=== Provided information ===
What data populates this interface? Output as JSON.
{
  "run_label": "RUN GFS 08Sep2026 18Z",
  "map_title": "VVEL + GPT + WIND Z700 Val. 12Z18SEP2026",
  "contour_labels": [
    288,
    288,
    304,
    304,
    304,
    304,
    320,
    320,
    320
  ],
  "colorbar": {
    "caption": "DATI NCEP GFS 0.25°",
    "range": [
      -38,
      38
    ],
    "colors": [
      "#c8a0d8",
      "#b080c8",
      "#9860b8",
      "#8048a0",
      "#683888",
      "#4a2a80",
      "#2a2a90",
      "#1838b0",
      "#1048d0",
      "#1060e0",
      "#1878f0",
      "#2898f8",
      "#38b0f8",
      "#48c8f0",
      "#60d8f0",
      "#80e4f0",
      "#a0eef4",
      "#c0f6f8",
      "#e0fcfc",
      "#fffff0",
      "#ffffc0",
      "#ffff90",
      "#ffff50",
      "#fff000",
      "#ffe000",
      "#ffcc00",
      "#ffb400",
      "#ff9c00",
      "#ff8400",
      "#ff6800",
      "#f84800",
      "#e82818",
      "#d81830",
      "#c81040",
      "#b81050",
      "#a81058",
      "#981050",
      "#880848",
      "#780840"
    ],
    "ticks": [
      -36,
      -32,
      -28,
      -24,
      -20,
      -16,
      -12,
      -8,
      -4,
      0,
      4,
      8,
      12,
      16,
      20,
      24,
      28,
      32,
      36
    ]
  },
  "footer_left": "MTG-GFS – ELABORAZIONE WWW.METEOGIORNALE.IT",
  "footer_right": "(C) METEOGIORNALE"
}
===
Lines from the records above that hold "METEOGIORNALE" are the ones to list.

  "footer_left": "MTG-GFS – ELABORAZIONE WWW.METEOGIORNALE.IT",
  "footer_right": "(C) METEOGIORNALE"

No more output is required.